In the data, extract each line that holds the string "frequency".

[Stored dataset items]
+ + + + +

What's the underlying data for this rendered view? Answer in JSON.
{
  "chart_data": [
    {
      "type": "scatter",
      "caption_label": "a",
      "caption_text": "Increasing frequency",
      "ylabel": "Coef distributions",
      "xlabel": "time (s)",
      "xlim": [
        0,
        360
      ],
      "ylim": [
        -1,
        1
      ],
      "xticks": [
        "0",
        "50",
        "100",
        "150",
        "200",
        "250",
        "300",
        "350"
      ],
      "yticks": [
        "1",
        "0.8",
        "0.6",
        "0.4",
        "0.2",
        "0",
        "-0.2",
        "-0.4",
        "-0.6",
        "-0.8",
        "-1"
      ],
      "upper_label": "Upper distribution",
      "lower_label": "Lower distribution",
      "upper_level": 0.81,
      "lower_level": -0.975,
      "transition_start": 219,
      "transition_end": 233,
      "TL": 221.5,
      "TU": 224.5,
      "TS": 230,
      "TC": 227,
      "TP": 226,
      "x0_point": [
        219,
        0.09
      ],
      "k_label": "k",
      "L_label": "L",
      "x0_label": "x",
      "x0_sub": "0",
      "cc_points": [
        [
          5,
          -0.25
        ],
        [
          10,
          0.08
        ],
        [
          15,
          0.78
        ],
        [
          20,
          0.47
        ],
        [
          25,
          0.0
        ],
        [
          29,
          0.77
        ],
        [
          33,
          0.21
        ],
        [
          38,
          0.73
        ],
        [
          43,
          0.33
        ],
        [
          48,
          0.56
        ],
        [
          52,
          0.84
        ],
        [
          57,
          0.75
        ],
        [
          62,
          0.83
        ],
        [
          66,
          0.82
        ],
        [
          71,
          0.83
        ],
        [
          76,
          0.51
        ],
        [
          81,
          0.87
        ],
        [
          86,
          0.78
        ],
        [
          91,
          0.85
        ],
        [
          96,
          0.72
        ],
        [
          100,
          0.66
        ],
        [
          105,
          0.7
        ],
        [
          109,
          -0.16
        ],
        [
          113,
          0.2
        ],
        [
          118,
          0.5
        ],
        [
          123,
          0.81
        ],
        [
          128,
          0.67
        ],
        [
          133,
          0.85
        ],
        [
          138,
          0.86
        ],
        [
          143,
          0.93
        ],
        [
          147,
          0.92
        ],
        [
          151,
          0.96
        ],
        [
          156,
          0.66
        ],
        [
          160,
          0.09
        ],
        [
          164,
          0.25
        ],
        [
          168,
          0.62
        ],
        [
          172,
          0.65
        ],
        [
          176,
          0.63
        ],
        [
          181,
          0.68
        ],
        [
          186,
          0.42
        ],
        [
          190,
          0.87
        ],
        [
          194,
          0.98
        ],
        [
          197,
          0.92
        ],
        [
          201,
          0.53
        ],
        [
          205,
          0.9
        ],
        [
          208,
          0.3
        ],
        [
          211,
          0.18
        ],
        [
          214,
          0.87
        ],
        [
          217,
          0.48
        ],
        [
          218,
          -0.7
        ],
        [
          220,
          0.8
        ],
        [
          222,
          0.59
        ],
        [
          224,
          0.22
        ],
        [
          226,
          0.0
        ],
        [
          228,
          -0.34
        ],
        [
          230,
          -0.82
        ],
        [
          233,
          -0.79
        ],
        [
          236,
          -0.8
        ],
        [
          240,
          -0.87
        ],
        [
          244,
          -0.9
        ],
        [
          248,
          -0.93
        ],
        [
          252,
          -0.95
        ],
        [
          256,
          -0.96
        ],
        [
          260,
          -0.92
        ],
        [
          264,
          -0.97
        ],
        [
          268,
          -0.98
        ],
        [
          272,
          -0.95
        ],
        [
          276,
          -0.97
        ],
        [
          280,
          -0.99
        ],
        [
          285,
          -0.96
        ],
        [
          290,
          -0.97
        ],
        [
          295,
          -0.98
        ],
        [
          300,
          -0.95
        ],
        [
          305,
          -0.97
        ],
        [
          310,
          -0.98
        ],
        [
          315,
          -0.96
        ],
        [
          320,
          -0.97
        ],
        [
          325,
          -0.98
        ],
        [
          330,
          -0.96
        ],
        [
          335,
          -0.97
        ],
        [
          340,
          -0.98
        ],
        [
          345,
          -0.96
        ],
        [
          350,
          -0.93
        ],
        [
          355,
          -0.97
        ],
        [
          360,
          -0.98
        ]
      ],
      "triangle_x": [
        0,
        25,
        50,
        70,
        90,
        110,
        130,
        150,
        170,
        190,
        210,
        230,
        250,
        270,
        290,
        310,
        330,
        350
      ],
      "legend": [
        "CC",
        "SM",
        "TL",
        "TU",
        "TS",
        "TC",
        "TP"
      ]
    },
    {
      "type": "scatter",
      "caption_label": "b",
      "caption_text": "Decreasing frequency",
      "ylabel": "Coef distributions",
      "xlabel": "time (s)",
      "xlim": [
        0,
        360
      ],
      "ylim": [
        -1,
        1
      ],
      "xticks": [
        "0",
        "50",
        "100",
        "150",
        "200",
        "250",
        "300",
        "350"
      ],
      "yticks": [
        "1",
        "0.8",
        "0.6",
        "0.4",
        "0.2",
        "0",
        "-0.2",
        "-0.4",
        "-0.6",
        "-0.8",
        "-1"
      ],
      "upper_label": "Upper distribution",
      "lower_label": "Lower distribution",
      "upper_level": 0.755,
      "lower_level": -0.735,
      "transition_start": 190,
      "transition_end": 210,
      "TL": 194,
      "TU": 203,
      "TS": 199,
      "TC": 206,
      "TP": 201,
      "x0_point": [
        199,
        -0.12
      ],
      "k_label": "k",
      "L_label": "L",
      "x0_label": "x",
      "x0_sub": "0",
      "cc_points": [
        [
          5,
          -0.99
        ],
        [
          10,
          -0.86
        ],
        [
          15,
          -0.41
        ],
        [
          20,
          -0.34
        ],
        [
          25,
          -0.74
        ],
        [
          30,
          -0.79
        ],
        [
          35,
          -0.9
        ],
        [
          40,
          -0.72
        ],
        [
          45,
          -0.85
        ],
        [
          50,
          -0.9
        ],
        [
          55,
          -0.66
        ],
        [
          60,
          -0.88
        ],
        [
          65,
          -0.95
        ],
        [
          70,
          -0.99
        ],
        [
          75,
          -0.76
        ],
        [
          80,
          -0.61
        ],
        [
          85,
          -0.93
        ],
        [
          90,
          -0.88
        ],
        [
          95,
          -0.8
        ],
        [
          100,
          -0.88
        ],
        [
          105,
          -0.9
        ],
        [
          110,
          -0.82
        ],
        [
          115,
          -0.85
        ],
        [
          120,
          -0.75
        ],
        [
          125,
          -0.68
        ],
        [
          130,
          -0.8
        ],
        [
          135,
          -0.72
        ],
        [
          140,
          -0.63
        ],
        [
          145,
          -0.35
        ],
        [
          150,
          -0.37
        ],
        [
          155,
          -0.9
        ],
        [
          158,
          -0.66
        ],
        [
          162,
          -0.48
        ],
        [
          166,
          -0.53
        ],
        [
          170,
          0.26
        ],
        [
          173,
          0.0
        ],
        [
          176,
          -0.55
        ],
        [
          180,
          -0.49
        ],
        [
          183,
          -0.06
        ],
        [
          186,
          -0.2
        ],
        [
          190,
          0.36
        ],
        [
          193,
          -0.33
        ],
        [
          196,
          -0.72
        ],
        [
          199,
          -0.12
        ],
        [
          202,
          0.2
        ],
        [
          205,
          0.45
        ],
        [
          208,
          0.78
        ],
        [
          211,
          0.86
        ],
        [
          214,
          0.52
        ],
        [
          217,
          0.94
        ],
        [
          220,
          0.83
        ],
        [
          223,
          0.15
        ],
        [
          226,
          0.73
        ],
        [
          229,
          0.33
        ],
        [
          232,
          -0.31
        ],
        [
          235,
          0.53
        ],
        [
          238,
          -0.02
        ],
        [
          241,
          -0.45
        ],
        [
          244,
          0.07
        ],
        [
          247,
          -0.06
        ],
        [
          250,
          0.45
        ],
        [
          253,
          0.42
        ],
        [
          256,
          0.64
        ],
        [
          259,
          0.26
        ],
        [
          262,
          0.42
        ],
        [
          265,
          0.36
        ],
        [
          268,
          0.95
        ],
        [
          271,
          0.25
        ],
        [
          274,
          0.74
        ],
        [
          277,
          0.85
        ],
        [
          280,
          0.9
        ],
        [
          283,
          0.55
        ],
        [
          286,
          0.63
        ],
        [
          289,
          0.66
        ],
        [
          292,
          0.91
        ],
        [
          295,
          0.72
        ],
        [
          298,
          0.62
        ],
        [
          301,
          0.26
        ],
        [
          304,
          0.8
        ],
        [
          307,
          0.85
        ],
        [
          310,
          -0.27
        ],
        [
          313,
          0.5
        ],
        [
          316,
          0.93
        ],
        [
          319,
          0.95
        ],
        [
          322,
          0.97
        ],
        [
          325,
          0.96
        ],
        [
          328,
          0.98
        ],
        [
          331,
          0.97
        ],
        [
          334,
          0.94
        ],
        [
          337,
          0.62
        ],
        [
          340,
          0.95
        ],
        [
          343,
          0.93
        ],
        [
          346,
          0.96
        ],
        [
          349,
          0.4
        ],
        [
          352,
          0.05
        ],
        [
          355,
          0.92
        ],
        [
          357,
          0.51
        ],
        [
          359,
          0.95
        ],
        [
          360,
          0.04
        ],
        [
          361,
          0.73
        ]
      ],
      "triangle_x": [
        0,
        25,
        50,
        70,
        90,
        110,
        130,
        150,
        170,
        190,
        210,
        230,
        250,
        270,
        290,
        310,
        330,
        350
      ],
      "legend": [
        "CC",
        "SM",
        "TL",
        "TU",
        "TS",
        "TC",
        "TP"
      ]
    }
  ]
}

+ + + + +

■ SOLVED PROBLEM:
      "caption_text": "Increasing frequency",
      "caption_text": "Decreasing frequency",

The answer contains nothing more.